» Exercise brief: Look through the data below. Collect every line where the word "stone" occurs.

Entries with figure data:

┄┄┄┄┄┄

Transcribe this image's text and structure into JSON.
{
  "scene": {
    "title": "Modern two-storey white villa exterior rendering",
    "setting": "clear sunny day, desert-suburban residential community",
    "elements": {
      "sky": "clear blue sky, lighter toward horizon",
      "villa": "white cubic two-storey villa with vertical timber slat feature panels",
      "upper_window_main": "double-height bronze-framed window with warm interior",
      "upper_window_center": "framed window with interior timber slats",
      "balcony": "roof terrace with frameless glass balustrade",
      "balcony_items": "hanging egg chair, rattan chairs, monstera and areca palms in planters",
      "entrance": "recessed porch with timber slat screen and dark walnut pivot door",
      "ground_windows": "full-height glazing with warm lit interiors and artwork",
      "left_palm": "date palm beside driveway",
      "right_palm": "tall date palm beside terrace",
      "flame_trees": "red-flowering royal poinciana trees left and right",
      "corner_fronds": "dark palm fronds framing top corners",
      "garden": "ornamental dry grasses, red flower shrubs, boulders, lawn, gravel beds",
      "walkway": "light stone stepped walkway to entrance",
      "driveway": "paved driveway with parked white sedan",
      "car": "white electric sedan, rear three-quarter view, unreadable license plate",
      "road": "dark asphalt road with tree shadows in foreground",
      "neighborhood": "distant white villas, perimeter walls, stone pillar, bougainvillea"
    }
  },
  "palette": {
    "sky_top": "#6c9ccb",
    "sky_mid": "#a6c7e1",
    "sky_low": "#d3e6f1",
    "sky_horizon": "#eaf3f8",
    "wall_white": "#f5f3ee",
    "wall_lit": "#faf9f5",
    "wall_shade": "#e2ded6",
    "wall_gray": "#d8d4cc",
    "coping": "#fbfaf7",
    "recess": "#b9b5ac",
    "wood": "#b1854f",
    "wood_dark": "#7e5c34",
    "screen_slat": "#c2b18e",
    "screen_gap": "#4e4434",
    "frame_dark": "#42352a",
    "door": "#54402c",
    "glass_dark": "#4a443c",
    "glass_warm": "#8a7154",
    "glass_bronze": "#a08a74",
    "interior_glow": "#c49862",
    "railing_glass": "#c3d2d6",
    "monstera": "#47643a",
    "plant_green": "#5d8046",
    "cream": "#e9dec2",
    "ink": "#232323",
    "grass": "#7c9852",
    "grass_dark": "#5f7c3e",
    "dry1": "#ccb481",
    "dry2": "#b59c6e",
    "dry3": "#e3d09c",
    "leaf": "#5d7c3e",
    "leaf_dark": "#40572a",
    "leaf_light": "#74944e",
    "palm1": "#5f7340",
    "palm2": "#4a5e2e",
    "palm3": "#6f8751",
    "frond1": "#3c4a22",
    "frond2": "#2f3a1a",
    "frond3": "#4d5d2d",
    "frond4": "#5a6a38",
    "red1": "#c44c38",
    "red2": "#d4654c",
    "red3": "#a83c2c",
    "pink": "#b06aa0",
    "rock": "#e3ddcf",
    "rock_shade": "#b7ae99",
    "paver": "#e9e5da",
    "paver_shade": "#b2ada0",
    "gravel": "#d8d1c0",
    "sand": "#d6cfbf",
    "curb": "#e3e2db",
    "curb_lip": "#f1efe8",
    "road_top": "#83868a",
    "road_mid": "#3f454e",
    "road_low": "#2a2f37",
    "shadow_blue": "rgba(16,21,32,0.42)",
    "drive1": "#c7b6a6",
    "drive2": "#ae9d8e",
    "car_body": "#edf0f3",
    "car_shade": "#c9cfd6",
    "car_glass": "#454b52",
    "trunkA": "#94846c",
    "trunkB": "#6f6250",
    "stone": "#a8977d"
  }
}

┄┄┄┄┄┄

» Solved problem:
      "walkway": "light stone stepped walkway to entrance",
      "neighborhood": "distant white villas, perimeter walls, stone pillar, bougainvillea"
    "stone": "#a8977d"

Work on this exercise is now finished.